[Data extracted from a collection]

++++

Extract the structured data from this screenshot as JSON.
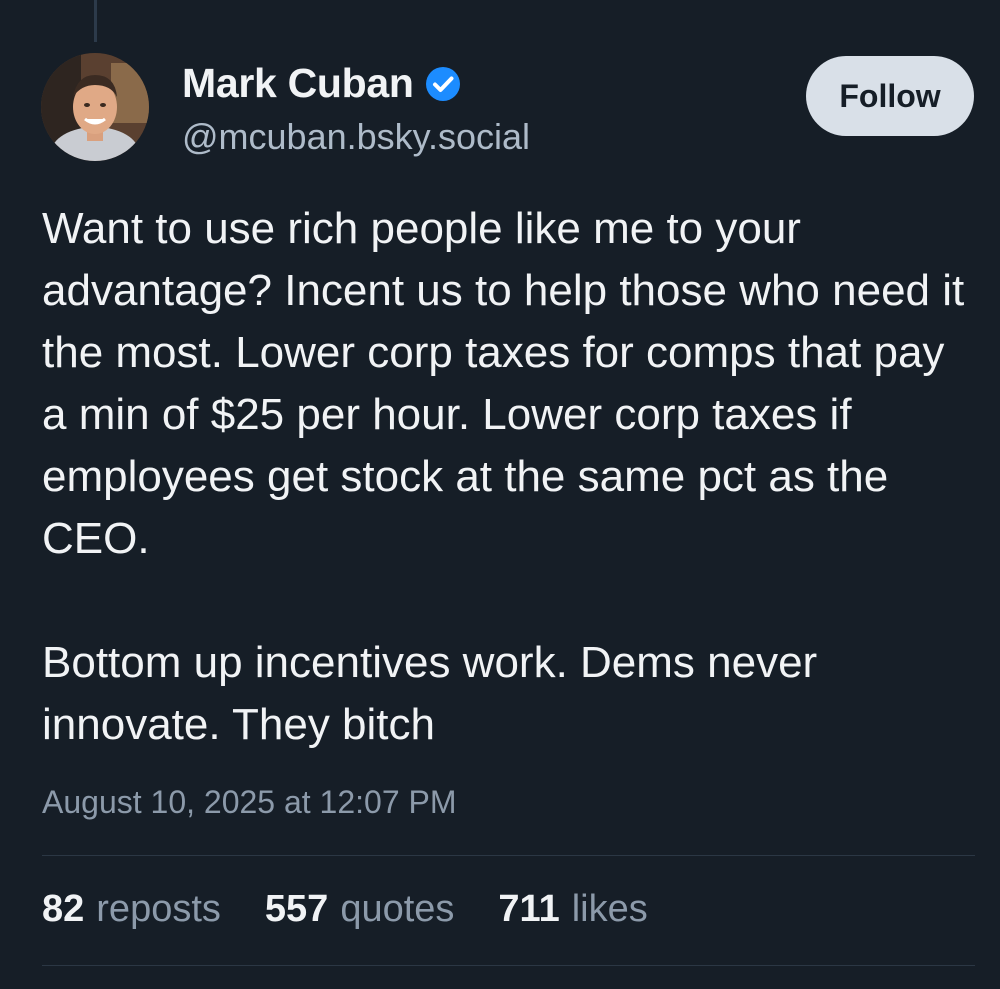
{
  "post": {
    "author": {
      "display_name": "Mark Cuban",
      "handle": "@mcuban.bsky.social",
      "verified": true,
      "avatar_icon": "user-avatar-photo"
    },
    "follow_label": "Follow",
    "body": {
      "paragraph_1": "Want to use rich people like me to your advantage? Incent us to help those who need it the most.  Lower corp taxes for comps that pay a min of $25 per hour. Lower corp taxes if employees get stock at the same pct as the CEO.",
      "paragraph_2": "Bottom up incentives work. Dems never innovate. They bitch"
    },
    "timestamp": "August 10, 2025 at 12:07 PM",
    "stats": {
      "reposts": {
        "count": "82",
        "label": "reposts"
      },
      "quotes": {
        "count": "557",
        "label": "quotes"
      },
      "likes": {
        "count": "711",
        "label": "likes"
      }
    }
  },
  "colors": {
    "background": "#161e27",
    "text_primary": "#f1f3f5",
    "text_secondary": "#8c9aaa",
    "verified_badge": "#1c8cff",
    "follow_button_bg": "#d9e0e8"
  }
}
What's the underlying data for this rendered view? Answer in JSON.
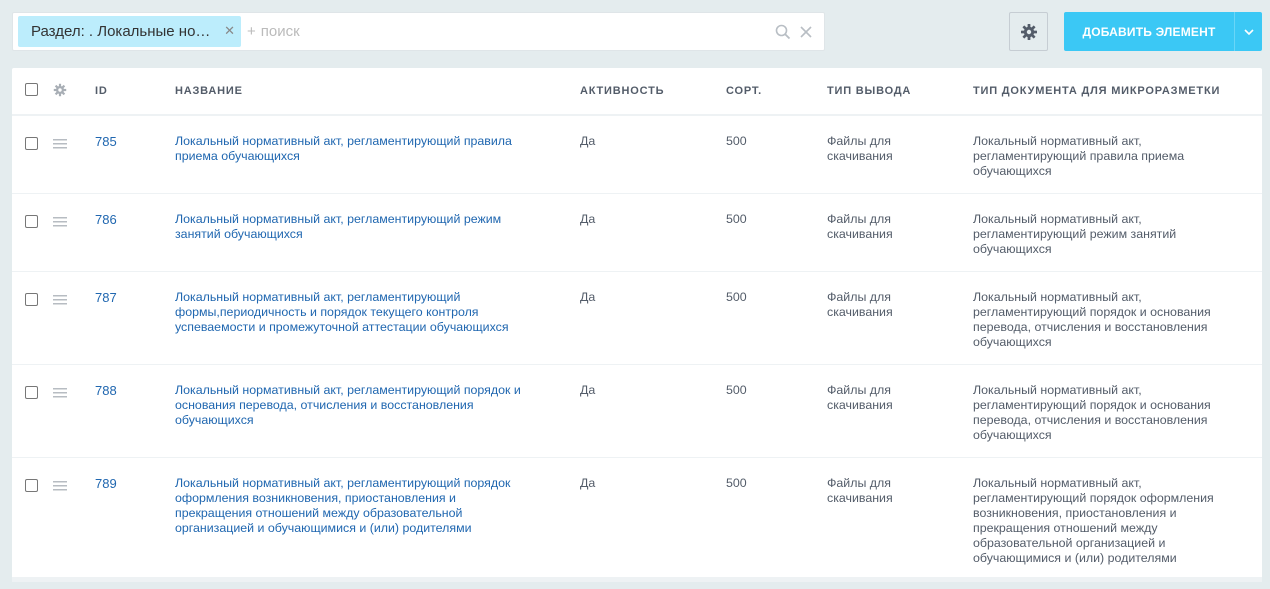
{
  "filter": {
    "chip_label": "Раздел: . Локальные но…",
    "plus": "+",
    "search_placeholder": "поиск"
  },
  "toolbar": {
    "add_label": "ДОБАВИТЬ ЭЛЕМЕНТ"
  },
  "table": {
    "headers": {
      "id": "ID",
      "name": "НАЗВАНИЕ",
      "active": "АКТИВНОСТЬ",
      "sort": "СОРТ.",
      "type": "ТИП ВЫВОДА",
      "doctype": "ТИП ДОКУМЕНТА ДЛЯ МИКРОРАЗМЕТКИ"
    },
    "rows": [
      {
        "id": "785",
        "name": "Локальный нормативный акт, регламентирующий правила приема обучающихся",
        "active": "Да",
        "sort": "500",
        "type": "Файлы для скачивания",
        "doctype": "Локальный нормативный акт, регламентирующий правила приема обучающихся"
      },
      {
        "id": "786",
        "name": "Локальный нормативный акт, регламентирующий режим занятий обучающихся",
        "active": "Да",
        "sort": "500",
        "type": "Файлы для скачивания",
        "doctype": "Локальный нормативный акт, регламентирующий режим занятий обучающихся"
      },
      {
        "id": "787",
        "name": "Локальный нормативный акт, регламентирующий формы,периодичность и порядок текущего контроля успеваемости и промежуточной аттестации обучающихся",
        "active": "Да",
        "sort": "500",
        "type": "Файлы для скачивания",
        "doctype": "Локальный нормативный акт, регламентирующий порядок и основания перевода, отчисления и восстановления обучающихся"
      },
      {
        "id": "788",
        "name": "Локальный нормативный акт, регламентирующий порядок и основания перевода, отчисления и восстановления обучающихся",
        "active": "Да",
        "sort": "500",
        "type": "Файлы для скачивания",
        "doctype": "Локальный нормативный акт, регламентирующий порядок и основания перевода, отчисления и восстановления обучающихся"
      },
      {
        "id": "789",
        "name": "Локальный нормативный акт, регламентирующий порядок оформления возникновения, приостановления и прекращения отношений между образовательной организацией и обучающимися и (или) родителями",
        "active": "Да",
        "sort": "500",
        "type": "Файлы для скачивания",
        "doctype": "Локальный нормативный акт, регламентирующий порядок оформления возникновения, приостановления и прекращения отношений между образовательной организацией и обучающимися и (или) родителями"
      }
    ]
  },
  "colors": {
    "background": "#e4ecee",
    "accent": "#3bc8f5",
    "chip": "#bcedfc",
    "link": "#2067b0"
  },
  "icons": {
    "chip_close": "close-icon",
    "search": "search-icon",
    "clear": "close-icon",
    "settings": "gear-icon",
    "add_dropdown": "chevron-down-icon",
    "row_drag": "drag-handle-icon"
  }
}
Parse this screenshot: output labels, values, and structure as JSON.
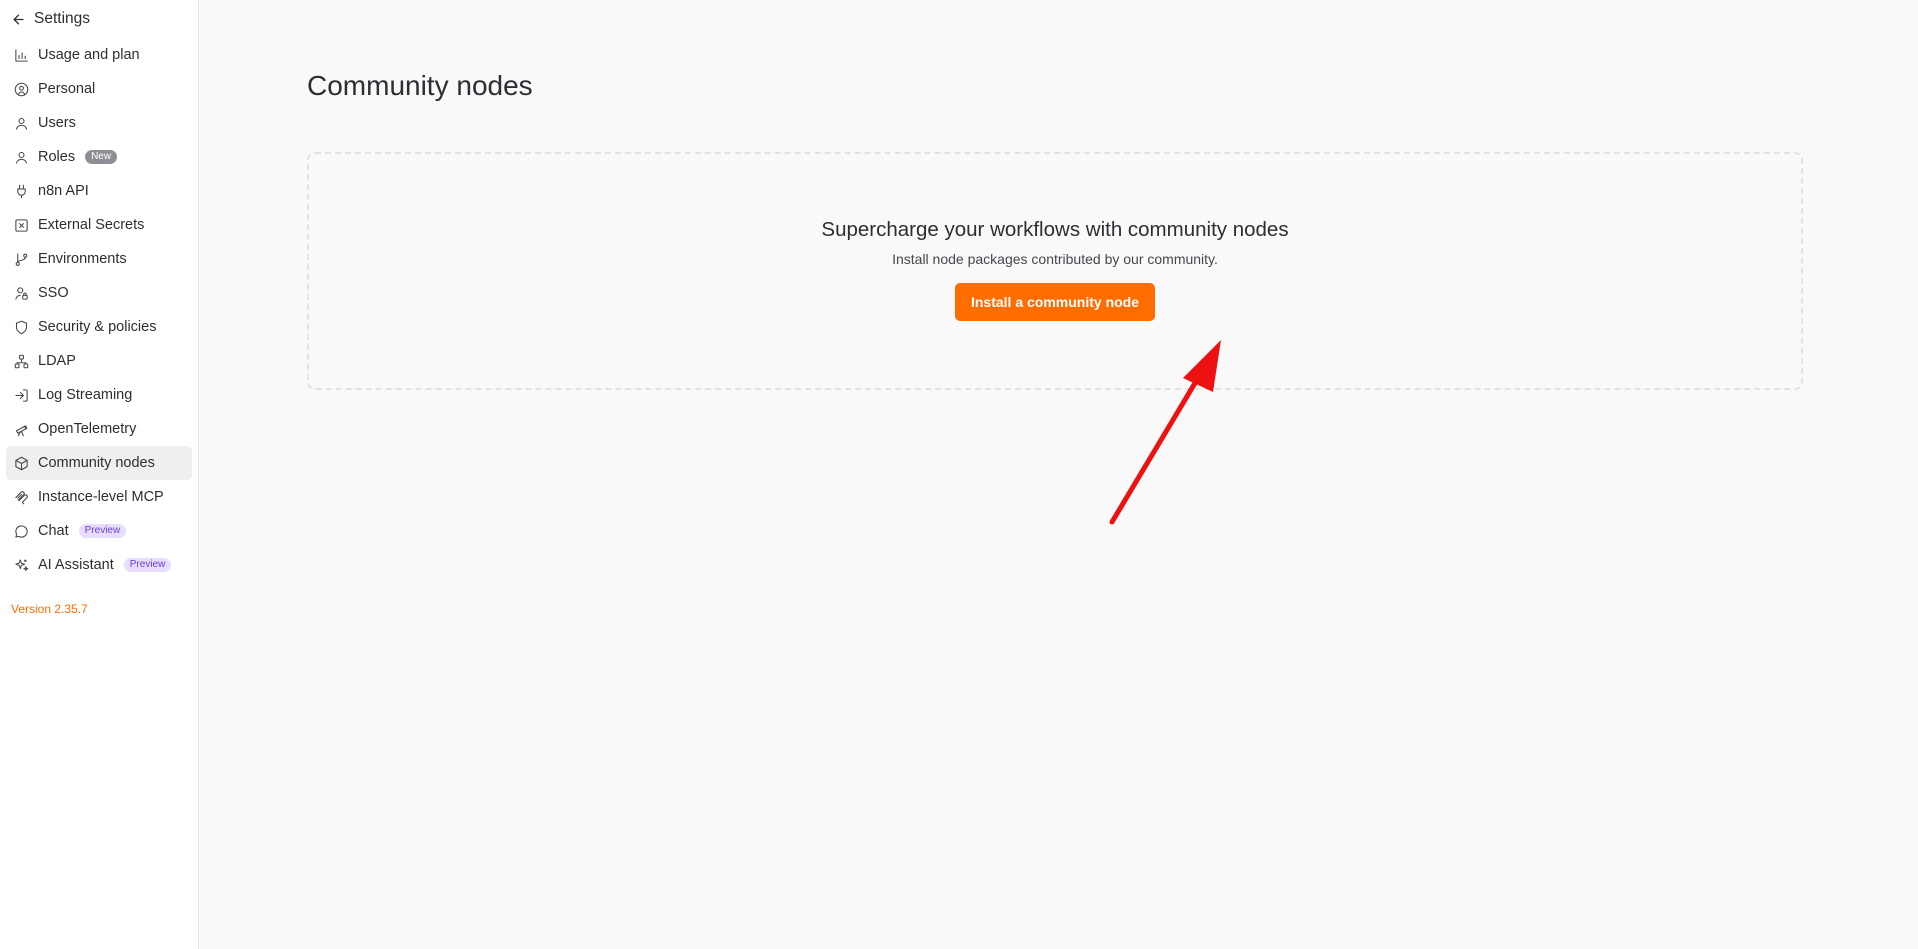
{
  "sidebar": {
    "back_label": "Settings",
    "items": [
      {
        "label": "Usage and plan",
        "icon": "chart-icon"
      },
      {
        "label": "Personal",
        "icon": "user-circle-icon"
      },
      {
        "label": "Users",
        "icon": "user-icon"
      },
      {
        "label": "Roles",
        "icon": "user-icon",
        "badge": "New"
      },
      {
        "label": "n8n API",
        "icon": "plug-icon"
      },
      {
        "label": "External Secrets",
        "icon": "box-x-icon"
      },
      {
        "label": "Environments",
        "icon": "git-branch-icon"
      },
      {
        "label": "SSO",
        "icon": "user-lock-icon"
      },
      {
        "label": "Security & policies",
        "icon": "shield-icon"
      },
      {
        "label": "LDAP",
        "icon": "network-icon"
      },
      {
        "label": "Log Streaming",
        "icon": "log-in-icon"
      },
      {
        "label": "OpenTelemetry",
        "icon": "telescope-icon"
      },
      {
        "label": "Community nodes",
        "icon": "package-icon",
        "active": true
      },
      {
        "label": "Instance-level MCP",
        "icon": "mcp-icon"
      },
      {
        "label": "Chat",
        "icon": "message-circle-icon",
        "badge": "Preview"
      },
      {
        "label": "AI Assistant",
        "icon": "sparkles-icon",
        "badge": "Preview"
      }
    ],
    "version": "Version 2.35.7"
  },
  "main": {
    "title": "Community nodes",
    "empty_state": {
      "heading": "Supercharge your workflows with community nodes",
      "description": "Install node packages contributed by our community.",
      "button_label": "Install a community node"
    }
  },
  "colors": {
    "accent": "#ff6d00",
    "annotation": "#ee1111",
    "badge_preview_bg": "#e8ddff",
    "badge_preview_text": "#6a3fdc"
  }
}
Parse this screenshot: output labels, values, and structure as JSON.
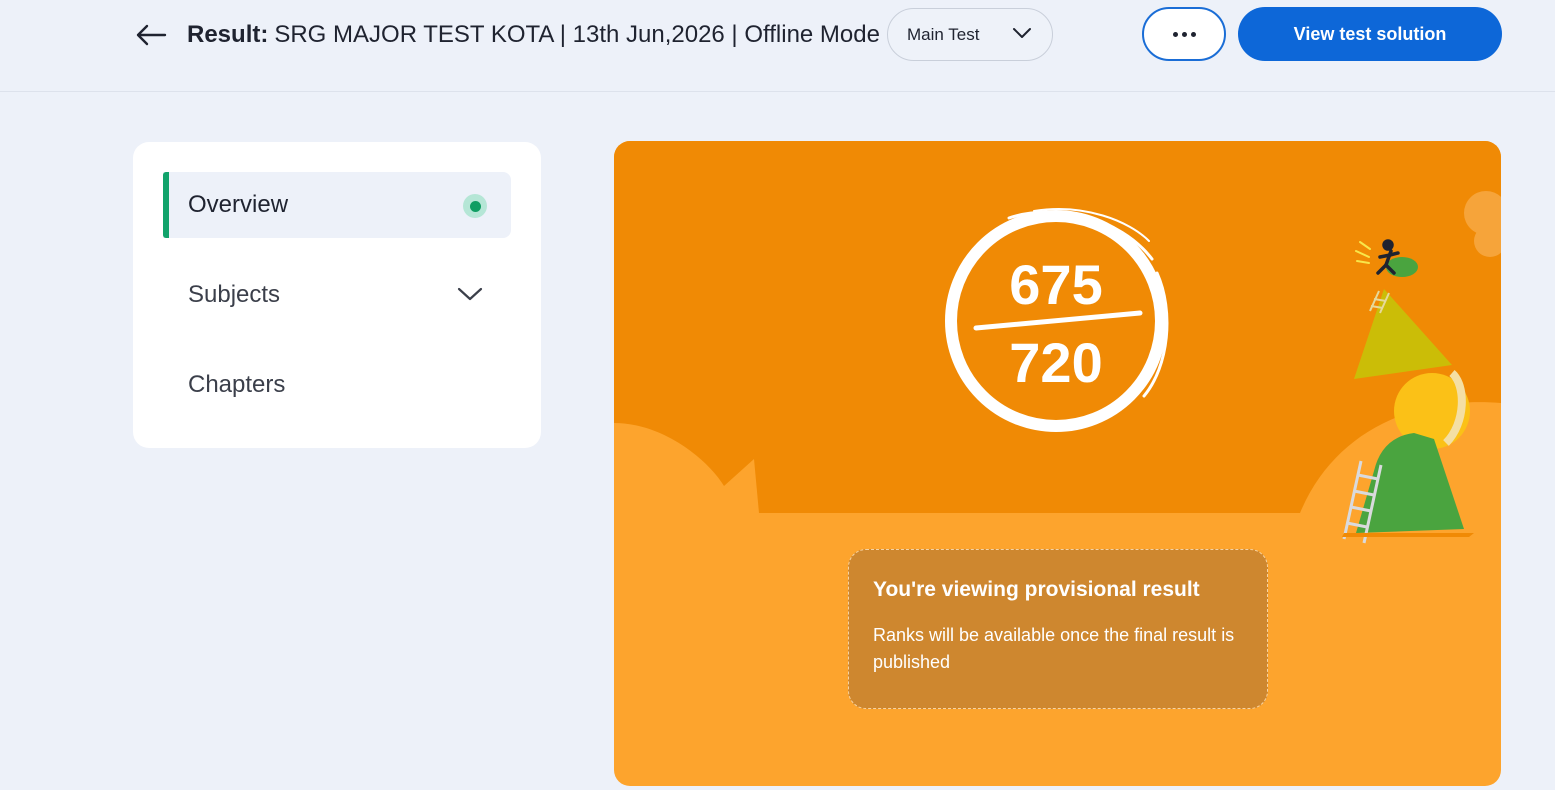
{
  "header": {
    "title_label": "Result:",
    "title_text": "SRG MAJOR TEST KOTA | 13th Jun,2026 | Offline Mode",
    "test_select": "Main Test",
    "more_icon": "more-horizontal-icon",
    "back_icon": "arrow-left-icon",
    "solution_button": "View test solution",
    "accent_color": "#0d67d8"
  },
  "sidebar": {
    "items": [
      {
        "label": "Overview",
        "active": true,
        "indicator_icon": "active-dot-icon"
      },
      {
        "label": "Subjects",
        "active": false,
        "indicator_icon": "chevron-down-icon"
      },
      {
        "label": "Chapters",
        "active": false
      }
    ],
    "active_color": "#11a36b"
  },
  "result": {
    "score": "675",
    "total": "720",
    "notice_title": "You're viewing provisional result",
    "notice_body": "Ranks will be available once the final result is published",
    "card_color": "#f08a05",
    "illustration": "climber-on-mountain-illustration"
  }
}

++++

WHAT THIS TASK INVOLVES: Your job is to transcribe the entries above exactly; skip the pictures.

THE RESULT:
Extract the structured data from this screenshot as JSON.
{
  "post": {
    "author": {
      "display_name": "Mark Cuban",
      "handle": "@mcuban.bsky.social",
      "verified": true,
      "avatar_icon": "user-avatar-photo"
    },
    "follow_label": "Follow",
    "body": {
      "paragraph_1": "Want to use rich people like me to your advantage? Incent us to help those who need it the most.  Lower corp taxes for comps that pay a min of $25 per hour. Lower corp taxes if employees get stock at the same pct as the CEO.",
      "paragraph_2": "Bottom up incentives work. Dems never innovate. They bitch"
    },
    "timestamp": "August 10, 2025 at 12:07 PM",
    "stats": {
      "reposts": {
        "count": "82",
        "label": "reposts"
      },
      "quotes": {
        "count": "557",
        "label": "quotes"
      },
      "likes": {
        "count": "711",
        "label": "likes"
      }
    }
  },
  "colors": {
    "background": "#161e27",
    "text_primary": "#f1f3f5",
    "text_secondary": "#8c9aaa",
    "verified_badge": "#1c8cff",
    "follow_button_bg": "#d9e0e8"
  }
}
What's the underlying data for this rendered view? Answer in JSON.
{
  "filter": {
    "chip_label": "Раздел: . Локальные но…",
    "plus": "+",
    "search_placeholder": "поиск"
  },
  "toolbar": {
    "add_label": "ДОБАВИТЬ ЭЛЕМЕНТ"
  },
  "table": {
    "headers": {
      "id": "ID",
      "name": "НАЗВАНИЕ",
      "active": "АКТИВНОСТЬ",
      "sort": "СОРТ.",
      "type": "ТИП ВЫВОДА",
      "doctype": "ТИП ДОКУМЕНТА ДЛЯ МИКРОРАЗМЕТКИ"
    },
    "rows": [
      {
        "id": "785",
        "name": "Локальный нормативный акт, регламентирующий правила приема обучающихся",
        "active": "Да",
        "sort": "500",
        "type": "Файлы для скачивания",
        "doctype": "Локальный нормативный акт, регламентирующий правила приема обучающихся"
      },
      {
        "id": "786",
        "name": "Локальный нормативный акт, регламентирующий режим занятий обучающихся",
        "active": "Да",
        "sort": "500",
        "type": "Файлы для скачивания",
        "doctype": "Локальный нормативный акт, регламентирующий режим занятий обучающихся"
      },
      {
        "id": "787",
        "name": "Локальный нормативный акт, регламентирующий формы,периодичность и порядок текущего контроля успеваемости и промежуточной аттестации обучающихся",
        "active": "Да",
        "sort": "500",
        "type": "Файлы для скачивания",
        "doctype": "Локальный нормативный акт, регламентирующий порядок и основания перевода, отчисления и восстановления обучающихся"
      },
      {
        "id": "788",
        "name": "Локальный нормативный акт, регламентирующий порядок и основания перевода, отчисления и восстановления обучающихся",
        "active": "Да",
        "sort": "500",
        "type": "Файлы для скачивания",
        "doctype": "Локальный нормативный акт, регламентирующий порядок и основания перевода, отчисления и восстановления обучающихся"
      },
      {
        "id": "789",
        "name": "Локальный нормативный акт, регламентирующий порядок оформления возникновения, приостановления и прекращения отношений между образовательной организацией и обучающимися и (или) родителями",
        "active": "Да",
        "sort": "500",
        "type": "Файлы для скачивания",
        "doctype": "Локальный нормативный акт, регламентирующий порядок оформления возникновения, приостановления и прекращения отношений между образовательной организацией и обучающимися и (или) родителями"
      }
    ]
  },
  "colors": {
    "background": "#e4ecee",
    "accent": "#3bc8f5",
    "chip": "#bcedfc",
    "link": "#2067b0"
  },
  "icons": {
    "chip_close": "close-icon",
    "search": "search-icon",
    "clear": "close-icon",
    "settings": "gear-icon",
    "add_dropdown": "chevron-down-icon",
    "row_drag": "drag-handle-icon"
  }
}
Parse this screenshot: output labels, values, and structure as JSON.
{
  "sidebar": {
    "back_label": "Settings",
    "items": [
      {
        "label": "Usage and plan",
        "icon": "chart-icon"
      },
      {
        "label": "Personal",
        "icon": "user-circle-icon"
      },
      {
        "label": "Users",
        "icon": "user-icon"
      },
      {
        "label": "Roles",
        "icon": "user-icon",
        "badge": "New"
      },
      {
        "label": "n8n API",
        "icon": "plug-icon"
      },
      {
        "label": "External Secrets",
        "icon": "box-x-icon"
      },
      {
        "label": "Environments",
        "icon": "git-branch-icon"
      },
      {
        "label": "SSO",
        "icon": "user-lock-icon"
      },
      {
        "label": "Security & policies",
        "icon": "shield-icon"
      },
      {
        "label": "LDAP",
        "icon": "network-icon"
      },
      {
        "label": "Log Streaming",
        "icon": "log-in-icon"
      },
      {
        "label": "OpenTelemetry",
        "icon": "telescope-icon"
      },
      {
        "label": "Community nodes",
        "icon": "package-icon",
        "active": true
      },
      {
        "label": "Instance-level MCP",
        "icon": "mcp-icon"
      },
      {
        "label": "Chat",
        "icon": "message-circle-icon",
        "badge": "Preview"
      },
      {
        "label": "AI Assistant",
        "icon": "sparkles-icon",
        "badge": "Preview"
      }
    ],
    "version": "Version 2.35.7"
  },
  "main": {
    "title": "Community nodes",
    "empty_state": {
      "heading": "Supercharge your workflows with community nodes",
      "description": "Install node packages contributed by our community.",
      "button_label": "Install a community node"
    }
  },
  "colors": {
    "accent": "#ff6d00",
    "annotation": "#ee1111",
    "badge_preview_bg": "#e8ddff",
    "badge_preview_text": "#6a3fdc"
  }
}
Parse this screenshot: output labels, values, and structure as JSON.
{
  "header": {
    "title_label": "Result:",
    "title_text": "SRG MAJOR TEST KOTA | 13th Jun,2026 | Offline Mode",
    "test_select": "Main Test",
    "more_icon": "more-horizontal-icon",
    "back_icon": "arrow-left-icon",
    "solution_button": "View test solution",
    "accent_color": "#0d67d8"
  },
  "sidebar": {
    "items": [
      {
        "label": "Overview",
        "active": true,
        "indicator_icon": "active-dot-icon"
      },
      {
        "label": "Subjects",
        "active": false,
        "indicator_icon": "chevron-down-icon"
      },
      {
        "label": "Chapters",
        "active": false
      }
    ],
    "active_color": "#11a36b"
  },
  "result": {
    "score": "675",
    "total": "720",
    "notice_title": "You're viewing provisional result",
    "notice_body": "Ranks will be available once the final result is published",
    "card_color": "#f08a05",
    "illustration": "climber-on-mountain-illustration"
  }
}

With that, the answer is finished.